_Work to complete_
The entire listing is to be repeated verbatim.

Data records
————

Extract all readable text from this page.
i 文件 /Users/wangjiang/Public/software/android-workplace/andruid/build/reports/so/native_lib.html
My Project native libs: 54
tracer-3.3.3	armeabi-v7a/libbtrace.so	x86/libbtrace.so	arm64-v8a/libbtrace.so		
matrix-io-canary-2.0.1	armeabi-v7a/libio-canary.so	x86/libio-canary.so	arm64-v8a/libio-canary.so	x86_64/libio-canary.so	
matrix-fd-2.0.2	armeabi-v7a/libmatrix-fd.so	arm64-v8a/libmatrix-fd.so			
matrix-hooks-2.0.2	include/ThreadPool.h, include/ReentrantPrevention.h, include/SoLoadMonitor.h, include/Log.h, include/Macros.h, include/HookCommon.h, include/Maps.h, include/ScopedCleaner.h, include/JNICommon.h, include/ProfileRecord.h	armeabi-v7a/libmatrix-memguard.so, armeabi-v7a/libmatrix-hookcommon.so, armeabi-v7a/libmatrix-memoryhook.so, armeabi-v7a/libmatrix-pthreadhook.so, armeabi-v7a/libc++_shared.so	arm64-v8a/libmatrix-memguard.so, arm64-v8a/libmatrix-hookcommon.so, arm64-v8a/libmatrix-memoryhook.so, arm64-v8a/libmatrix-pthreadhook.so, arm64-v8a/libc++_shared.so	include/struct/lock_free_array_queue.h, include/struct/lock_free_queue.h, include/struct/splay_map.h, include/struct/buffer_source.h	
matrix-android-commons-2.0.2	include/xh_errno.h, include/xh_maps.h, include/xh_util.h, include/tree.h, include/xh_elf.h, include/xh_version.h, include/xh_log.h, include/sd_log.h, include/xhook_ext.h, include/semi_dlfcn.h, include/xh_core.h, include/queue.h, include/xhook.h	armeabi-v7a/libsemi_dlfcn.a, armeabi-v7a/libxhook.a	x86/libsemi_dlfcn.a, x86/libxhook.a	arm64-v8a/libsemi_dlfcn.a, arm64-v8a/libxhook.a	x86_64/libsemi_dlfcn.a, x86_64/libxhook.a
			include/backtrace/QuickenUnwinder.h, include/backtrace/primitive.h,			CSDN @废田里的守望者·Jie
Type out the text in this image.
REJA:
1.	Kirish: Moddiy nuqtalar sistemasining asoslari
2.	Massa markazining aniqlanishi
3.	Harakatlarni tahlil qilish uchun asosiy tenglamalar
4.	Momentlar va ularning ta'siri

————

_Task result_
Extract all readable text from this page.
i 文件 /Users/wangjiang/Public/software/android-workplace/andruid/build/reports/so/native_lib.html
My Project native libs: 54
tracer-3.3.3	armeabi-v7a/libbtrace.so	x86/libbtrace.so	arm64-v8a/libbtrace.so		
matrix-io-canary-2.0.1	armeabi-v7a/libio-canary.so	x86/libio-canary.so	arm64-v8a/libio-canary.so	x86_64/libio-canary.so	
matrix-fd-2.0.2	armeabi-v7a/libmatrix-fd.so	arm64-v8a/libmatrix-fd.so			
matrix-hooks-2.0.2	include/ThreadPool.h, include/ReentrantPrevention.h, include/SoLoadMonitor.h, include/Log.h, include/Macros.h, include/HookCommon.h, include/Maps.h, include/ScopedCleaner.h, include/JNICommon.h, include/ProfileRecord.h	armeabi-v7a/libmatrix-memguard.so, armeabi-v7a/libmatrix-hookcommon.so, armeabi-v7a/libmatrix-memoryhook.so, armeabi-v7a/libmatrix-pthreadhook.so, armeabi-v7a/libc++_shared.so	arm64-v8a/libmatrix-memguard.so, arm64-v8a/libmatrix-hookcommon.so, arm64-v8a/libmatrix-memoryhook.so, arm64-v8a/libmatrix-pthreadhook.so, arm64-v8a/libc++_shared.so	include/struct/lock_free_array_queue.h, include/struct/lock_free_queue.h, include/struct/splay_map.h, include/struct/buffer_source.h	
matrix-android-commons-2.0.2	include/xh_errno.h, include/xh_maps.h, include/xh_util.h, include/tree.h, include/xh_elf.h, include/xh_version.h, include/xh_log.h, include/sd_log.h, include/xhook_ext.h, include/semi_dlfcn.h, include/xh_core.h, include/queue.h, include/xhook.h	armeabi-v7a/libsemi_dlfcn.a, armeabi-v7a/libxhook.a	x86/libsemi_dlfcn.a, x86/libxhook.a	arm64-v8a/libsemi_dlfcn.a, arm64-v8a/libxhook.a	x86_64/libsemi_dlfcn.a, x86_64/libxhook.a
			include/backtrace/QuickenUnwinder.h, include/backtrace/primitive.h,			CSDN @废田里的守望者·Jie
Type out the text in this image.
REJA:
1.	Kirish: Moddiy nuqtalar sistemasining asoslari
2.	Massa markazining aniqlanishi
3.	Harakatlarni tahlil qilish uchun asosiy tenglamalar
4.	Momentlar va ularning ta'siri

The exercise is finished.